Aim of the task:
Count every line below that contains "Heckler", then state the total with no other output.

— Start Given records —

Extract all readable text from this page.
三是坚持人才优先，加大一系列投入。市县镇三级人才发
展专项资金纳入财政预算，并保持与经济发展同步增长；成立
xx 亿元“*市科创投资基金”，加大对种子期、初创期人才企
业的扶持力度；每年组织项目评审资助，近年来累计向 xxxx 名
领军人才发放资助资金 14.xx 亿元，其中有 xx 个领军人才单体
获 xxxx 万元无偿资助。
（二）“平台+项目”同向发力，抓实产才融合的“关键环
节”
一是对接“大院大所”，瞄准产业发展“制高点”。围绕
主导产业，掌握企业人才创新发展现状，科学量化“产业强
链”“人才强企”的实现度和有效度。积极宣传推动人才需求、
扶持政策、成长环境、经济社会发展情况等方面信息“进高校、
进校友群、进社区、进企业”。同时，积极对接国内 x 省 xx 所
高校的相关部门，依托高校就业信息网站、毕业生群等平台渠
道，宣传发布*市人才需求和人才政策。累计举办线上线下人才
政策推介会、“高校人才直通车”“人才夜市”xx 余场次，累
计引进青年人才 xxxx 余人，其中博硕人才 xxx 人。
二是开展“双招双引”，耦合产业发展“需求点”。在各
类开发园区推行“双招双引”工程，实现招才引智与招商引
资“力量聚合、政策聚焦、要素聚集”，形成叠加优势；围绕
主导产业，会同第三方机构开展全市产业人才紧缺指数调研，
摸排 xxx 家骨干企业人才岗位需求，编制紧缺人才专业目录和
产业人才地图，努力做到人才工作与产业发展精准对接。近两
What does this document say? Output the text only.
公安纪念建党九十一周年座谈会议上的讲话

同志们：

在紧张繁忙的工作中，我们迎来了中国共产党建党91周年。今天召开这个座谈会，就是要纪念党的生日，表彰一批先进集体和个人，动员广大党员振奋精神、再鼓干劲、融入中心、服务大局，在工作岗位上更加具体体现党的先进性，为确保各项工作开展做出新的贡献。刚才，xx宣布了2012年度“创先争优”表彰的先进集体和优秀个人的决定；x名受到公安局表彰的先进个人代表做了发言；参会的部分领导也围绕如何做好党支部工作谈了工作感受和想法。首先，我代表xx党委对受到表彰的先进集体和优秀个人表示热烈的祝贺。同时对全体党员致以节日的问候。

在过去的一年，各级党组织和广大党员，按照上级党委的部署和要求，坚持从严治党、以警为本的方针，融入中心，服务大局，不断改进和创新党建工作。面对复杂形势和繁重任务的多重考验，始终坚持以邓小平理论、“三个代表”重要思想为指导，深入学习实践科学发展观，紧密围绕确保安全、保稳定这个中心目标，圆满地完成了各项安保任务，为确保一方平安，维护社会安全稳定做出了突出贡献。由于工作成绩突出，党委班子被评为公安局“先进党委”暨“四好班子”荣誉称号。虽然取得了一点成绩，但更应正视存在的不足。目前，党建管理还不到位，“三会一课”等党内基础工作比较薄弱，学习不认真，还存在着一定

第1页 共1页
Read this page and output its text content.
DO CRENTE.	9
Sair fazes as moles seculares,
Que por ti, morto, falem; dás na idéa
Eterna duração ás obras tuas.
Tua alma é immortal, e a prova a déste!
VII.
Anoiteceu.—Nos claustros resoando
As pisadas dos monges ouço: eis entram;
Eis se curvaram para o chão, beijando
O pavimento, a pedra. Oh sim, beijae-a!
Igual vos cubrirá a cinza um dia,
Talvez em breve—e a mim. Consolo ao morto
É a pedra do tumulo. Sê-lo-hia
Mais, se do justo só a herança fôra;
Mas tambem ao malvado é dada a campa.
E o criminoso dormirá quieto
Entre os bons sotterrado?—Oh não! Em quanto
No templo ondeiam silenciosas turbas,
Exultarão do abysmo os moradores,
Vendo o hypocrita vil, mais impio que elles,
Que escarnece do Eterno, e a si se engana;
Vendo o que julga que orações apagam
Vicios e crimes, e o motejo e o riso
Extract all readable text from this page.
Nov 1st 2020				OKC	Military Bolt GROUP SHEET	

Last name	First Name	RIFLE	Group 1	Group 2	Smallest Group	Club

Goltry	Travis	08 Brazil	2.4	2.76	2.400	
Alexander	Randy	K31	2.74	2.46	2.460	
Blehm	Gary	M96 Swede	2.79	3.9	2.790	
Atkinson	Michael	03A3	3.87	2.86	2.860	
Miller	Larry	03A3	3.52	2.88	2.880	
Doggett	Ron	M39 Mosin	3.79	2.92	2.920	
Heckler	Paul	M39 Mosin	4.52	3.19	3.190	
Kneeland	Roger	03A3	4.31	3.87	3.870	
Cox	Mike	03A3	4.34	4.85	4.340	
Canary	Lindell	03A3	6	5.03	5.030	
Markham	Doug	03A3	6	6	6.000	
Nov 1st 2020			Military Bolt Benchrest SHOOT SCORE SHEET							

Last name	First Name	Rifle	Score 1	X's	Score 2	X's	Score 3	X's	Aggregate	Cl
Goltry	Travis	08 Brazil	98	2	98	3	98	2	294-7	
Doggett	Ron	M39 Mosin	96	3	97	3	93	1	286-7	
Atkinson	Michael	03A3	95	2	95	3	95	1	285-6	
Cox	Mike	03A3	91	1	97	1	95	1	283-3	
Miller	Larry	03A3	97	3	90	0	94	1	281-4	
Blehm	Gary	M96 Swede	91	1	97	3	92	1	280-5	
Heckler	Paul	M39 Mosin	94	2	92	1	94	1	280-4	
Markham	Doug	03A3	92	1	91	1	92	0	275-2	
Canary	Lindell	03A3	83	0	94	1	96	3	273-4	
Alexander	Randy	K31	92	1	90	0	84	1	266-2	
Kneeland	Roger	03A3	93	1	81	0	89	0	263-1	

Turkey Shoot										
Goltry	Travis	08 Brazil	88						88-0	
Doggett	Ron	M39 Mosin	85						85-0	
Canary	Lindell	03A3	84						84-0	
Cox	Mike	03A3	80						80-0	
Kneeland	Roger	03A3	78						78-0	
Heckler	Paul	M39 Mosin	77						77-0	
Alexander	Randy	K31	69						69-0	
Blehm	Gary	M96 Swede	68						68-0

— End Given records —

The reply:
3